## Part of a data file
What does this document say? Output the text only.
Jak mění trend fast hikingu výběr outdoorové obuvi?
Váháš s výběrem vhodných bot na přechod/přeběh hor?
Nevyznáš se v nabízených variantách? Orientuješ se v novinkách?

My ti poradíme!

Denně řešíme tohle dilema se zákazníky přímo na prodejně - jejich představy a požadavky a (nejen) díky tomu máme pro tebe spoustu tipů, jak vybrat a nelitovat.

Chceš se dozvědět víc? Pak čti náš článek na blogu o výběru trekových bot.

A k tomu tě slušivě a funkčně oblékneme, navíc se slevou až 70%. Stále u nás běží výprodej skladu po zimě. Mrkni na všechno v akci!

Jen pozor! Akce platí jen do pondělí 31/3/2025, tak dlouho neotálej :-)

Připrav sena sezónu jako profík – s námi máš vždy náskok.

## WORK INSTRUCTIONS
Copy every record above exactly as it appears.

## RESPONSE TO THE EXERCISE
What does this document say? Output the text only.
Jak mění trend fast hikingu výběr outdoorové obuvi?
Váháš s výběrem vhodných bot na přechod/přeběh hor?
Nevyznáš se v nabízených variantách? Orientuješ se v novinkách?

My ti poradíme!

Denně řešíme tohle dilema se zákazníky přímo na prodejně - jejich představy a požadavky a (nejen) díky tomu máme pro tebe spoustu tipů, jak vybrat a nelitovat.

Chceš se dozvědět víc? Pak čti náš článek na blogu o výběru trekových bot.

A k tomu tě slušivě a funkčně oblékneme, navíc se slevou až 70%. Stále u nás běží výprodej skladu po zimě. Mrkni na všechno v akci!

Jen pozor! Akce platí jen do pondělí 31/3/2025, tak dlouho neotálej :-)

Připrav sena sezónu jako profík – s námi máš vždy náskok.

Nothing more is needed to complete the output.